Data records:
____________

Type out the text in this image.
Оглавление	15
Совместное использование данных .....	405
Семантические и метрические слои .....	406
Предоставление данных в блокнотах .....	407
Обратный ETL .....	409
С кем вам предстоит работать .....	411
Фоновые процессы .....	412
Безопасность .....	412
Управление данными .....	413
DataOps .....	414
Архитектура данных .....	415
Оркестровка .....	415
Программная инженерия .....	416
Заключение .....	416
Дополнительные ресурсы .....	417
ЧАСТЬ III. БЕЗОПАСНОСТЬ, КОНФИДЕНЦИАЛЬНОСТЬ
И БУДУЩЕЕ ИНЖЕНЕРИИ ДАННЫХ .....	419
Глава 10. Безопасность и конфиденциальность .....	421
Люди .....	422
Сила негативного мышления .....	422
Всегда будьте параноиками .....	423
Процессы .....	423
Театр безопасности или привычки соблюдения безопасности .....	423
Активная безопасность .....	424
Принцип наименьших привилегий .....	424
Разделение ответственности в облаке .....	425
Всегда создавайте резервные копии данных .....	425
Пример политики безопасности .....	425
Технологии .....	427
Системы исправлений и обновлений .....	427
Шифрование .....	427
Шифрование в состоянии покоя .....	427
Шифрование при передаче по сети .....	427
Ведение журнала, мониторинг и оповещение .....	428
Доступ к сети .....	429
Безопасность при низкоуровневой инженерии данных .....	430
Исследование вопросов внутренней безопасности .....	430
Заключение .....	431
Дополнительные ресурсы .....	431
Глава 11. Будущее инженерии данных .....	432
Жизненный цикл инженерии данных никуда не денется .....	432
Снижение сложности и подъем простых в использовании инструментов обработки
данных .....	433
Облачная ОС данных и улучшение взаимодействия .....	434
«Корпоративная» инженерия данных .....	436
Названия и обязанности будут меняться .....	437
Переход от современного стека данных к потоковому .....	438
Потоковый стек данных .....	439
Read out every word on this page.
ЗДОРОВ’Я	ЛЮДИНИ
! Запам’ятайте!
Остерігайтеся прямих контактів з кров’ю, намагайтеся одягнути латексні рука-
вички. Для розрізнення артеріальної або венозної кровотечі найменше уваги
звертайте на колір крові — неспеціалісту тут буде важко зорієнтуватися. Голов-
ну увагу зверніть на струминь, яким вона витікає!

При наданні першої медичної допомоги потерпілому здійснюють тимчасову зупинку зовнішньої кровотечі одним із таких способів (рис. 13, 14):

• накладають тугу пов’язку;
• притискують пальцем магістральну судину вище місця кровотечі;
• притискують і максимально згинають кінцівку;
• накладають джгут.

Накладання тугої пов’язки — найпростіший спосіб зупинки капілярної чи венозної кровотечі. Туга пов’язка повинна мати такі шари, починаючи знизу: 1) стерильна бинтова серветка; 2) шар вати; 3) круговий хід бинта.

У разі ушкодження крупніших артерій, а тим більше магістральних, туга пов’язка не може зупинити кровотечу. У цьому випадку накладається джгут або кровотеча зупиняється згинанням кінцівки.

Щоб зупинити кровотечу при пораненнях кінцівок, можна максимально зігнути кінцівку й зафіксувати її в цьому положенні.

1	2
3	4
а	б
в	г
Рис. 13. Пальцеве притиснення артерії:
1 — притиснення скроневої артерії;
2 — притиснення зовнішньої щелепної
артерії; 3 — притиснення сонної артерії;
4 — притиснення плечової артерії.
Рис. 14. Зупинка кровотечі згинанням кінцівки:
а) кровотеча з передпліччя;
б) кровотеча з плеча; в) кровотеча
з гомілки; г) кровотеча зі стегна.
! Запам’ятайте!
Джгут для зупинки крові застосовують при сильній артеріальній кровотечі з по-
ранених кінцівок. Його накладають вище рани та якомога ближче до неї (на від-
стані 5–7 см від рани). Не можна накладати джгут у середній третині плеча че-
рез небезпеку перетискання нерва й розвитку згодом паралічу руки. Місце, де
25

____________

EXERCISE INSTRUCTIONS:
Reproduce all of the data exactly as given.

ANSWER FOR THE TASK:
Type out the text in this image.
Оглавление	15
Совместное использование данных .....	405
Семантические и метрические слои .....	406
Предоставление данных в блокнотах .....	407
Обратный ETL .....	409
С кем вам предстоит работать .....	411
Фоновые процессы .....	412
Безопасность .....	412
Управление данными .....	413
DataOps .....	414
Архитектура данных .....	415
Оркестровка .....	415
Программная инженерия .....	416
Заключение .....	416
Дополнительные ресурсы .....	417
ЧАСТЬ III. БЕЗОПАСНОСТЬ, КОНФИДЕНЦИАЛЬНОСТЬ
И БУДУЩЕЕ ИНЖЕНЕРИИ ДАННЫХ .....	419
Глава 10. Безопасность и конфиденциальность .....	421
Люди .....	422
Сила негативного мышления .....	422
Всегда будьте параноиками .....	423
Процессы .....	423
Театр безопасности или привычки соблюдения безопасности .....	423
Активная безопасность .....	424
Принцип наименьших привилегий .....	424
Разделение ответственности в облаке .....	425
Всегда создавайте резервные копии данных .....	425
Пример политики безопасности .....	425
Технологии .....	427
Системы исправлений и обновлений .....	427
Шифрование .....	427
Шифрование в состоянии покоя .....	427
Шифрование при передаче по сети .....	427
Ведение журнала, мониторинг и оповещение .....	428
Доступ к сети .....	429
Безопасность при низкоуровневой инженерии данных .....	430
Исследование вопросов внутренней безопасности .....	430
Заключение .....	431
Дополнительные ресурсы .....	431
Глава 11. Будущее инженерии данных .....	432
Жизненный цикл инженерии данных никуда не денется .....	432
Снижение сложности и подъем простых в использовании инструментов обработки
данных .....	433
Облачная ОС данных и улучшение взаимодействия .....	434
«Корпоративная» инженерия данных .....	436
Названия и обязанности будут меняться .....	437
Переход от современного стека данных к потоковому .....	438
Потоковый стек данных .....	439
Read out every word on this page.
ЗДОРОВ’Я	ЛЮДИНИ
! Запам’ятайте!
Остерігайтеся прямих контактів з кров’ю, намагайтеся одягнути латексні рука-
вички. Для розрізнення артеріальної або венозної кровотечі найменше уваги
звертайте на колір крові — неспеціалісту тут буде важко зорієнтуватися. Голов-
ну увагу зверніть на струминь, яким вона витікає!

При наданні першої медичної допомоги потерпілому здійснюють тимчасову зупинку зовнішньої кровотечі одним із таких способів (рис. 13, 14):

• накладають тугу пов’язку;
• притискують пальцем магістральну судину вище місця кровотечі;
• притискують і максимально згинають кінцівку;
• накладають джгут.

Накладання тугої пов’язки — найпростіший спосіб зупинки капілярної чи венозної кровотечі. Туга пов’язка повинна мати такі шари, починаючи знизу: 1) стерильна бинтова серветка; 2) шар вати; 3) круговий хід бинта.

У разі ушкодження крупніших артерій, а тим більше магістральних, туга пов’язка не може зупинити кровотечу. У цьому випадку накладається джгут або кровотеча зупиняється згинанням кінцівки.

Щоб зупинити кровотечу при пораненнях кінцівок, можна максимально зігнути кінцівку й зафіксувати її в цьому положенні.

1	2
3	4
а	б
в	г
Рис. 13. Пальцеве притиснення артерії:
1 — притиснення скроневої артерії;
2 — притиснення зовнішньої щелепної
артерії; 3 — притиснення сонної артерії;
4 — притиснення плечової артерії.
Рис. 14. Зупинка кровотечі згинанням кінцівки:
а) кровотеча з передпліччя;
б) кровотеча з плеча; в) кровотеча
з гомілки; г) кровотеча зі стегна.
! Запам’ятайте!
Джгут для зупинки крові застосовують при сильній артеріальній кровотечі з по-
ранених кінцівок. Його накладають вище рани та якомога ближче до неї (на від-
стані 5–7 см від рани). Не можна накладати джгут у середній третині плеча че-
рез небезпеку перетискання нерва й розвитку згодом паралічу руки. Місце, де
25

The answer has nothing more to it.